SET EXERCISE:
Reproduce the crawl budget passage below word for word, in full.

## Begin PASSAGE GIVEN

Who this guide is for

While the recommendations in this guide are generally good practices, this is an advanced guide intended primarily for the following types of sites:

Large sites (1 million+ unique pages) with content that changes moderately often (once a week)
Medium or larger sites (10,000+ unique pages) with very rapidly changing content (daily)
Sites with a large portion of their total URLs classified by Search Console as Discovered - currently not indexed

General theory of crawling

The web is a nearly infinite space, exceeding Google's ability to explore every publicly accessible URL. As a result, there are limits to how much time and resources Google can devote to crawling any single site. The allocation of these resources is commonly called a site's crawl budget. In this context, Google's crawling infrastructure defines a site as a unique hostname. For example, https://www.example.com/ and https://code.example.com/ are treated as separate sites and have separate crawl budgets. A site's crawl budget is determined by two main elements: crawl capacity limit and crawl demand.

Crawl capacity limit

Google wants to crawl your site without overwhelming your servers. To prevent this, Google's crawlers calculate a crawl capacity limit (also known as hostload). This limits the total amount of time your server spends holding connections open for Google, factoring in both the number of parallel connections and their duration. This ensures Google can cover all your important content without overloading your servers.

Every site starts with the same default, conservative crawl capacity limit. If there is demand to crawl more and the site remains healthy, Google's systems will automatically adjust this limit over time.

The crawl capacity limit can go up and down based on a few factors:

Crawl health: If the site responds consistently and its response times (including latency and Time-to-First Byte) remain stable or improve, the limit goes up, meaning more connections can be used to crawl. If the site slows down (latency increases or response times become longer), or responds with server errors (5xx HTTP status codes) or rate-limiting signals (such as HTTP 429), the limit goes down and Google crawls less.

## End PASSAGE GIVEN
## Begin GIVEN DATA

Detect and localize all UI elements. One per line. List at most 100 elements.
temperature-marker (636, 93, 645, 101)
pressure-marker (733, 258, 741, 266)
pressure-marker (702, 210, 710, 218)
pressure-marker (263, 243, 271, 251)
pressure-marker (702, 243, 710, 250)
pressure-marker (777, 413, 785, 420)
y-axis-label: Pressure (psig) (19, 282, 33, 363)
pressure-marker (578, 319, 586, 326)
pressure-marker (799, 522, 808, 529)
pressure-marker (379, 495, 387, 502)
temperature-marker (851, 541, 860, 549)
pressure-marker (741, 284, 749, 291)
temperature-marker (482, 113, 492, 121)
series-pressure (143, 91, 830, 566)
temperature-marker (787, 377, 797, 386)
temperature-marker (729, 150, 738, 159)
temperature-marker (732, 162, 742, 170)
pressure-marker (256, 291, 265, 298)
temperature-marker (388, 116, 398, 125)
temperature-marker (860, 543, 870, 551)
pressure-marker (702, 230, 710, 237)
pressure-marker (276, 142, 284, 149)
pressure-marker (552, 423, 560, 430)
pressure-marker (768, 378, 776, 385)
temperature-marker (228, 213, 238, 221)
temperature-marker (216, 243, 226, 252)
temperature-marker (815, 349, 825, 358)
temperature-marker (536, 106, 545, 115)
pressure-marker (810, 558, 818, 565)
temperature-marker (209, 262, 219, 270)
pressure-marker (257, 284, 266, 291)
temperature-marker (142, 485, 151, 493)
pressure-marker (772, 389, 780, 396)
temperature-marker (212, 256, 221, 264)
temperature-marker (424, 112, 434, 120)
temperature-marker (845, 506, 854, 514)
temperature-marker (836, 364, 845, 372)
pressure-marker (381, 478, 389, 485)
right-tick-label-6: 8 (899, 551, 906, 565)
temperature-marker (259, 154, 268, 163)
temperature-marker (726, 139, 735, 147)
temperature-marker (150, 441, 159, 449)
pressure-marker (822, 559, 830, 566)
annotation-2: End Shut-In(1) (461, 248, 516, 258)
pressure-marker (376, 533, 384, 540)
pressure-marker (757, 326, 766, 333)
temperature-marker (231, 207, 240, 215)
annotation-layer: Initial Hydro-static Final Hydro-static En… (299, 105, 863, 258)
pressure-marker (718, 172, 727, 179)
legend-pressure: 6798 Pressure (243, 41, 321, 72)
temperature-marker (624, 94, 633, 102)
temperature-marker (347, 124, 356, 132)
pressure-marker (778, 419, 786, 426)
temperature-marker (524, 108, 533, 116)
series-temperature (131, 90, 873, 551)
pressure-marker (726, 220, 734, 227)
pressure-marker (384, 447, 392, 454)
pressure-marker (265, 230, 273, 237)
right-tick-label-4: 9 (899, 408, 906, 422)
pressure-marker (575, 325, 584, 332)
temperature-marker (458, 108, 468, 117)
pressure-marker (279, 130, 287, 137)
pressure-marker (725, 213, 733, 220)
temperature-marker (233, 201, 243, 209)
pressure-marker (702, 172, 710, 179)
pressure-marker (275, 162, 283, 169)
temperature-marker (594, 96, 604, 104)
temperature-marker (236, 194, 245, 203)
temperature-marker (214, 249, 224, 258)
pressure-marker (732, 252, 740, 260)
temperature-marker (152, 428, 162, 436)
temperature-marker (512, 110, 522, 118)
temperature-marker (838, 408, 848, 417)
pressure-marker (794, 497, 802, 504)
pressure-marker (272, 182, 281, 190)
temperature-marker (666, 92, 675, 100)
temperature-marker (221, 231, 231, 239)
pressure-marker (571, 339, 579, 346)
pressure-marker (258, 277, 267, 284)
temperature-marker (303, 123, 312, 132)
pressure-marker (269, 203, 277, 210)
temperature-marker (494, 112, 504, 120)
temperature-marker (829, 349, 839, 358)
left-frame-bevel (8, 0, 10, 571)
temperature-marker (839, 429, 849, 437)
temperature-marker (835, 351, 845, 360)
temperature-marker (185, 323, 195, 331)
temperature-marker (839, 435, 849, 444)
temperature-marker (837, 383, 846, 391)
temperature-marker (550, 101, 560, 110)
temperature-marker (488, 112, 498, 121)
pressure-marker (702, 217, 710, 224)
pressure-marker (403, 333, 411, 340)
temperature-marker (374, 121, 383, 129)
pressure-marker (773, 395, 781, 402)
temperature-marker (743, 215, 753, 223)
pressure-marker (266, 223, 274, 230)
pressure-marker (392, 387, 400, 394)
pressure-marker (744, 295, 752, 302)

## End GIVEN DATA

EXPECTED OUTPUT:
Who this guide is for

While the recommendations in this guide are generally good practices, this is an advanced guide intended primarily for the following types of sites:

Large sites (1 million+ unique pages) with content that changes moderately often (once a week)
Medium or larger sites (10,000+ unique pages) with very rapidly changing content (daily)
Sites with a large portion of their total URLs classified by Search Console as Discovered - currently not indexed

General theory of crawling

The web is a nearly infinite space, exceeding Google's ability to explore every publicly accessible URL. As a result, there are limits to how much time and resources Google can devote to crawling any single site. The allocation of these resources is commonly called a site's crawl budget. In this context, Google's crawling infrastructure defines a site as a unique hostname. For example, https://www.example.com/ and https://code.example.com/ are treated as separate sites and have separate crawl budgets. A site's crawl budget is determined by two main elements: crawl capacity limit and crawl demand.

Crawl capacity limit

Google wants to crawl your site without overwhelming your servers. To prevent this, Google's crawlers calculate a crawl capacity limit (also known as hostload). This limits the total amount of time your server spends holding connections open for Google, factoring in both the number of parallel connections and their duration. This ensures Google can cover all your important content without overloading your servers.

Every site starts with the same default, conservative crawl capacity limit. If there is demand to crawl more and the site remains healthy, Google's systems will automatically adjust this limit over time.

The crawl capacity limit can go up and down based on a few factors:

Crawl health: If the site responds consistently and its response times (including latency and Time-to-First Byte) remain stable or improve, the limit goes up, meaning more connections can be used to crawl. If the site slows down (latency increases or response times become longer), or responds with server errors (5xx HTTP status codes) or rate-limiting signals (such as HTTP 429), the limit goes down and Google crawls less.